━━━━━ TRECHO FORNECIDO ━━━━━
WASHINGTON, D.C. e PORTO VELHO – O rondoniense Samuel Saraiva não para: na condição de ex-suplente de deputado federal pelo extinto território federal e há anos morador no Condado de Maryland (Washington, D.C.), colabora frequentemente com o Estado Americano. Hoje, 11, ele apelou para providências legais “que se adequariam exatamente a São Paulo, uma das mais populosas cidades do mundo.” Saraiva enviou carta ao Senador Benjamin L. Cardin, propondo bônus em dinheiro, dias extras de férias, e condecoração por excepcional profissionalismo, para agentes da lei que deem prioridade à utilização de equipamentos não-letais – sem causar mortes.

Ousado, utópico? Seja como for, Saraiva põe o dedo na realidade e na ferida americana: “Diferentes segmentos representativos da sociedade, entre os quais os cidadãos e a mídia formadora de opinião, têm se empenhado em buscar soluções para a preocupante escalada da violência que causa a perda de vidas humanas, impondo-nos irreparáveis prejuízos, e sobrecarregando as cortes de todo o país com demandas milionárias de reparação”, lembrou Saraiva.

Samuel Saraiva

– A polícia de São Paulo poderia fazer isso: em vez de incentivar a matança, e diante do ranço ideológico, melhor faria adotar a boa medida, concedendo um bônus aos policiais que atuem dentro da lei, e não executem o criminoso. Por pior que tenha sido o crime por ele praticado, ignora-se a sua realidade, os problemas que enfrenta, a exclusão, sua alma e sua família, sua vida, enfim. Quando o criminoso nada tem a perder, marginalizado que está pela sociedade, como se sentirá?

O Senador Benjamin, Ben Cardin é líder nacional em meio ambiente e incansável defensor do respeito pelos direitos humanos a fim de que sejam integrados à política interna e externa americana.

Eleito pela primeira vez para o Senado em 2006, Cardin atua atualmente como Presidente do Comitê de Pequenas Empresas e que está na vanguarda da reconstrução econômica nacional. Ele é membro sênior das comissões de Relações Exteriores, Finanças e Meio Ambiente e Obras Públicas do Senado.

Senador Ben Cardin, dos Estados Unidos

Para Saraiva, sua proposição ao senador resultaria no incentivo à pacificação e reconstrução “da desgastada relação de confiança entre o povo e os agentes policiais em toda a União Americana.”  “Criaria um clima de respeito mútuo e confiança: se estabelecido, o bônus em dinheiro como prêmio para a ação policial responsável e pacífica haverá um merecido reconhecimento da sociedade para os agentes das forças públicas de segurança, e um estímulo para a evolução e a humanização da metodologia atualmente utilizada.”
━━━━━ DADOS REGISTRADOS ━━━━━
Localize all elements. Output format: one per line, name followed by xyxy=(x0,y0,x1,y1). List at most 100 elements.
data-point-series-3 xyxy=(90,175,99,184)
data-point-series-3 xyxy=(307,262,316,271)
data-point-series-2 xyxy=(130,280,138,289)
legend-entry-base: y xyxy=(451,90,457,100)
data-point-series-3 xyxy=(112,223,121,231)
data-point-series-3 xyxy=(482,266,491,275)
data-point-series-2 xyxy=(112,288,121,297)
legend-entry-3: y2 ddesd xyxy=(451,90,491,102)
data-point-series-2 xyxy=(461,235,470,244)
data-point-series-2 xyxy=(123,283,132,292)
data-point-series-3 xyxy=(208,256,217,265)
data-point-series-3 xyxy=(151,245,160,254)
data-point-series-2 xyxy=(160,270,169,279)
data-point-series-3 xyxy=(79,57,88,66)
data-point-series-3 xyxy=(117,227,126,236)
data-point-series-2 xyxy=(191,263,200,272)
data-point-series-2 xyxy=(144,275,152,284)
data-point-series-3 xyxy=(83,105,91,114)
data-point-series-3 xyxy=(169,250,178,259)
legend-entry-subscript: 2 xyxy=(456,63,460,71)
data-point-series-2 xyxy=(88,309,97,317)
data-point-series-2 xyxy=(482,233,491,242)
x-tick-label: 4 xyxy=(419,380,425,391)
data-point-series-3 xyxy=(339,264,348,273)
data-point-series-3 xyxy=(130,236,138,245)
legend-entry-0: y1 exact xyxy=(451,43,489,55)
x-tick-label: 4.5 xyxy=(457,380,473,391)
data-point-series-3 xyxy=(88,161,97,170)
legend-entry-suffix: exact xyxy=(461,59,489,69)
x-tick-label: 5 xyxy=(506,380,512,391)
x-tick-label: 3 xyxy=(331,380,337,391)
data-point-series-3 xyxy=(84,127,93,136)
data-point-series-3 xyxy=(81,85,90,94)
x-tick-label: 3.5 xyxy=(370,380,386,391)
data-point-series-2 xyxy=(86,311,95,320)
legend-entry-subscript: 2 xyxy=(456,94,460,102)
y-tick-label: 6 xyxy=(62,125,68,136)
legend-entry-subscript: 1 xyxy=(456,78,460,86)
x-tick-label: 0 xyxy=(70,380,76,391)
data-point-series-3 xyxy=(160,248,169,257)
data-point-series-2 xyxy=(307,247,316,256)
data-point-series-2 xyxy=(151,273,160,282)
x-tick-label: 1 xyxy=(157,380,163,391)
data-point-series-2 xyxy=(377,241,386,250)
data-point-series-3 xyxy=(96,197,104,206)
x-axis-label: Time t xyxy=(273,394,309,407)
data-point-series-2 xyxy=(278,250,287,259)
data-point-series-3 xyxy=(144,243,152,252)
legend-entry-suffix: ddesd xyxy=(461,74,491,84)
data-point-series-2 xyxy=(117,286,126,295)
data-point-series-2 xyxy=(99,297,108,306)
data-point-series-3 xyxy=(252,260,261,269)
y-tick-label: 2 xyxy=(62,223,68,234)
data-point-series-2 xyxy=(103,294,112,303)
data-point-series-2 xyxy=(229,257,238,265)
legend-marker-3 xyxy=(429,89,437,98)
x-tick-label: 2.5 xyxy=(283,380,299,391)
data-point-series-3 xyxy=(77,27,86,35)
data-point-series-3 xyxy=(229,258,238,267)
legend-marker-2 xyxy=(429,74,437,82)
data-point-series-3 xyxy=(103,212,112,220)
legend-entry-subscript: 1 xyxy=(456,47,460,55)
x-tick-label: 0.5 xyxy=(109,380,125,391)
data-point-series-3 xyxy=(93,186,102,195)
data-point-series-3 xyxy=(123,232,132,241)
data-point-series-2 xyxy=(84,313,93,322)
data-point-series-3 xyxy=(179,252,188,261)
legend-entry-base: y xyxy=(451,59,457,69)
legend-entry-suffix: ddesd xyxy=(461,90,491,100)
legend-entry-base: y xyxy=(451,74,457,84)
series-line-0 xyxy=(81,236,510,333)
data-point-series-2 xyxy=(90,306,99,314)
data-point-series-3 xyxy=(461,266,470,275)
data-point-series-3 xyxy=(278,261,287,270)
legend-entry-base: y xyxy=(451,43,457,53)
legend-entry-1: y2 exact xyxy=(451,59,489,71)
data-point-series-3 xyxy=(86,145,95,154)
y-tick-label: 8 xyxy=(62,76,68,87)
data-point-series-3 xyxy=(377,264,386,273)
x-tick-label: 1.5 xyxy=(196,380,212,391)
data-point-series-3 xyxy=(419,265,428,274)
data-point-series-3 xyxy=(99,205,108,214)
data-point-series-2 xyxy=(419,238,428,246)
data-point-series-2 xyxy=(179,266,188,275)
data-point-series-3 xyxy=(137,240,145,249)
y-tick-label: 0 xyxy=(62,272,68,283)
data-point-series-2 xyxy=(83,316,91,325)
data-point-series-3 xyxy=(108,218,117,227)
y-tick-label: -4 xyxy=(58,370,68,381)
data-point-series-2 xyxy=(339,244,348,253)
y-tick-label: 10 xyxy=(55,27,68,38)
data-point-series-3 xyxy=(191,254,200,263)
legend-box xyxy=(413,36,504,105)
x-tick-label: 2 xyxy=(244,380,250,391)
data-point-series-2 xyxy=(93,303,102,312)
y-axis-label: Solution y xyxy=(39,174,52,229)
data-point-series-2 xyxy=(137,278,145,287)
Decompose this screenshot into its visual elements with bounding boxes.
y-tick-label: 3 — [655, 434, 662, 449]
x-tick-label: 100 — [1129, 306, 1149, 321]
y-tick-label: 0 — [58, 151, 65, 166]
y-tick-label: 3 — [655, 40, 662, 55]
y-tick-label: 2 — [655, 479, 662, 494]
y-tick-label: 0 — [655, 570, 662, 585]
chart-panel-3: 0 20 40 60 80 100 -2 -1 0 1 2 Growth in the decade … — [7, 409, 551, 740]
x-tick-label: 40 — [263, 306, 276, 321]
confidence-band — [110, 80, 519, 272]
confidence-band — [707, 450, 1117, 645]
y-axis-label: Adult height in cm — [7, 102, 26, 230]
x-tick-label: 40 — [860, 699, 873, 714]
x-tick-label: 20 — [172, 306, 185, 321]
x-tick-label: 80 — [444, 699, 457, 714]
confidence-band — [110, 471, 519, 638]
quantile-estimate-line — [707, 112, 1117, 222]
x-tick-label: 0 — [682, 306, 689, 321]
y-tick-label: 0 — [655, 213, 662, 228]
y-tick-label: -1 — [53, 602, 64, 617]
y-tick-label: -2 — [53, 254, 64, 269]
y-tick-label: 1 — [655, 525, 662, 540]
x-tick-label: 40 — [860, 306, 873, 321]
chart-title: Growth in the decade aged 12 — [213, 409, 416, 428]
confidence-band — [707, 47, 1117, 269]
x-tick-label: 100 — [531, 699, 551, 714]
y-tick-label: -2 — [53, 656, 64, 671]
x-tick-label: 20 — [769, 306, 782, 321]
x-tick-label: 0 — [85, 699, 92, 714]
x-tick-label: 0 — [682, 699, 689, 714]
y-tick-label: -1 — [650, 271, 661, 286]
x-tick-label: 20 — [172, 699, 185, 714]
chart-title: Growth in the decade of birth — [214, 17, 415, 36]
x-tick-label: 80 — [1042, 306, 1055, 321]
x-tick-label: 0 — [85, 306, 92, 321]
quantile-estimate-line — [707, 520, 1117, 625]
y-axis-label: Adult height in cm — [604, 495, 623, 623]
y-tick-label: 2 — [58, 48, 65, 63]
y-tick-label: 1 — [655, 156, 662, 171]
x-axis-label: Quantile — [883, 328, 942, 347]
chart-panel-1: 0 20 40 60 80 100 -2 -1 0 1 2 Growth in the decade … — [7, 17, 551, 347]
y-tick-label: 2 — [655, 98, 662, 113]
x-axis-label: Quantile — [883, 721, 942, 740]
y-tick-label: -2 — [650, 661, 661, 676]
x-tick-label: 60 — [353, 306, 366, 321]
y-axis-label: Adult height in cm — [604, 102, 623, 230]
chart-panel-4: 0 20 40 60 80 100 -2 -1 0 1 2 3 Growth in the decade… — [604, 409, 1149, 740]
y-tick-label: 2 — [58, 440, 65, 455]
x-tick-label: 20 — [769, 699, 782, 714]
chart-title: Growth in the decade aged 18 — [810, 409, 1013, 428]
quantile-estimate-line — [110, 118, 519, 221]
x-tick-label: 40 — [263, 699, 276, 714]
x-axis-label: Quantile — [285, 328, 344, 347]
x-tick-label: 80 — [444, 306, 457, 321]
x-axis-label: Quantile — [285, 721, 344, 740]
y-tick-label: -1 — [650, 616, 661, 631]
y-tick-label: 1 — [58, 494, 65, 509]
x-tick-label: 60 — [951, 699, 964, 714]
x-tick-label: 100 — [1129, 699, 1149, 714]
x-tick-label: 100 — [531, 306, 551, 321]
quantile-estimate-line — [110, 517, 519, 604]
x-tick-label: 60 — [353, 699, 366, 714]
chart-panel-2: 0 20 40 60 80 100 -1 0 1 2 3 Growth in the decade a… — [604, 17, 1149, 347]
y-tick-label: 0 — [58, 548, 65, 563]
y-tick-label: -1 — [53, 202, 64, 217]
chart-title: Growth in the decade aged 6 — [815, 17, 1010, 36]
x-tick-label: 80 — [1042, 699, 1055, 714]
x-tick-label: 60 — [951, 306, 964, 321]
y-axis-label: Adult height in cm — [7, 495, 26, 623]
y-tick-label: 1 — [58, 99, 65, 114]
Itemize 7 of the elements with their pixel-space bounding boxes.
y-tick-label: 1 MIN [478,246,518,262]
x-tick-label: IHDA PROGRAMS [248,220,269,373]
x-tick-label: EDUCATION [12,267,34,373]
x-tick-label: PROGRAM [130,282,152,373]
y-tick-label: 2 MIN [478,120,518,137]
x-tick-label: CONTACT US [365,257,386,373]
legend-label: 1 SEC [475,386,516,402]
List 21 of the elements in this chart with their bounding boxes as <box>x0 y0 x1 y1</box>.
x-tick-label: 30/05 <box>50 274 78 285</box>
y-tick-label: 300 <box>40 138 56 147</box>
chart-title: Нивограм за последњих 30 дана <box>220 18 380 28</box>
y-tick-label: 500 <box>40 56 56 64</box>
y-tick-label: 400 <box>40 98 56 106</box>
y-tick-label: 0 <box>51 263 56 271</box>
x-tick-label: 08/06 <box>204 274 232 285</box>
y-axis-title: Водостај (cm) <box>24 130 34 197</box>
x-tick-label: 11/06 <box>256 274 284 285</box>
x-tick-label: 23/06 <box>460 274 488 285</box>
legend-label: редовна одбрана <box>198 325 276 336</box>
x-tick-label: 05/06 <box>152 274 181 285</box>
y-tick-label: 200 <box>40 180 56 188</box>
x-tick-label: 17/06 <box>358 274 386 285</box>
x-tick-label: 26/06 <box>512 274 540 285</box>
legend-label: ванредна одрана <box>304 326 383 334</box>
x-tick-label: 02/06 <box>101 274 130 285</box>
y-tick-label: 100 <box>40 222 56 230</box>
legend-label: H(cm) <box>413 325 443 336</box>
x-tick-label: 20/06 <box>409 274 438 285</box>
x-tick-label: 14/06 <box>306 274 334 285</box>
━━━━━
▶ [AÇÕES NECESSÁRIAS]
**A)** Reproduza sem alterações a parte do trecho fornecido que começa em "Eleito pela primeira" e termina em "Públicas do Senado.".
**B)** Apresente as linhas da listagem como uma tabela Markdown com as colunas Nº e Conteúdo, começando no início da listagem e terminando na linha que contém "data-point-series-3 xyxy=(84,127,93,136)", inclusive. Deixe de fora as linhas em branco.

▶ [LISTA DE SOLUÇÕES]
**A)**
Eleito pela primeira vez para o Senado em 2006, Cardin atua atualmente como Presidente do Comitê de Pequenas Empresas e que está na vanguarda da reconstrução econômica nacional. Ele é membro sênior das comissões de Relações Exteriores, Finanças e Meio Ambiente e Obras Públicas do Senado.

**B)**
| Nº | Conteúdo |
|---|---|
| 1 | Localize all elements. Output format: one per line, name followed by xyxy=(x0,y0,x1,y1). List at most 100 elements. |
| 2 | data-point-series-3 xyxy=(90,175,99,184) |
| 3 | data-point-series-3 xyxy=(307,262,316,271) |
| 4 | data-point-series-2 xyxy=(130,280,138,289) |
| 5 | legend-entry-base: y xyxy=(451,90,457,100) |
| 6 | data-point-series-3 xyxy=(112,223,121,231) |
| 7 | data-point-series-3 xyxy=(482,266,491,275) |
| 8 | data-point-series-2 xyxy=(112,288,121,297) |
| 9 | legend-entry-3: y2 ddesd xyxy=(451,90,491,102) |
| 10 | data-point-series-2 xyxy=(461,235,470,244) |
| 11 | data-point-series-2 xyxy=(123,283,132,292) |
| 12 | data-point-series-3 xyxy=(208,256,217,265) |
| 13 | data-point-series-3 xyxy=(151,245,160,254) |
| 14 | data-point-series-2 xyxy=(160,270,169,279) |
| 15 | data-point-series-3 xyxy=(79,57,88,66) |
| 16 | data-point-series-3 xyxy=(117,227,126,236) |
| 17 | data-point-series-2 xyxy=(191,263,200,272) |
| 18 | data-point-series-2 xyxy=(144,275,152,284) |
| 19 | data-point-series-3 xyxy=(83,105,91,114) |
| 20 | data-point-series-3 xyxy=(169,250,178,259) |
| 21 | legend-entry-subscript: 2 xyxy=(456,63,460,71) |
| 22 | data-point-series-2 xyxy=(88,309,97,317) |
| 23 | data-point-series-2 xyxy=(482,233,491,242) |
| 24 | x-tick-label: 4 xyxy=(419,380,425,391) |
| 25 | data-point-series-3 xyxy=(339,264,348,273) |
| 26 | data-point-series-3 xyxy=(130,236,138,245) |
| 27 | legend-entry-0: y1 exact xyxy=(451,43,489,55) |
| 28 | x-tick-label: 4.5 xyxy=(457,380,473,391) |
| 29 | data-point-series-3 xyxy=(88,161,97,170) |
| 30 | legend-entry-suffix: exact xyxy=(461,59,489,69) |
| 31 | x-tick-label: 5 xyxy=(506,380,512,391) |
| 32 | x-tick-label: 3 xyxy=(331,380,337,391) |
| 33 | data-point-series-3 xyxy=(84,127,93,136) |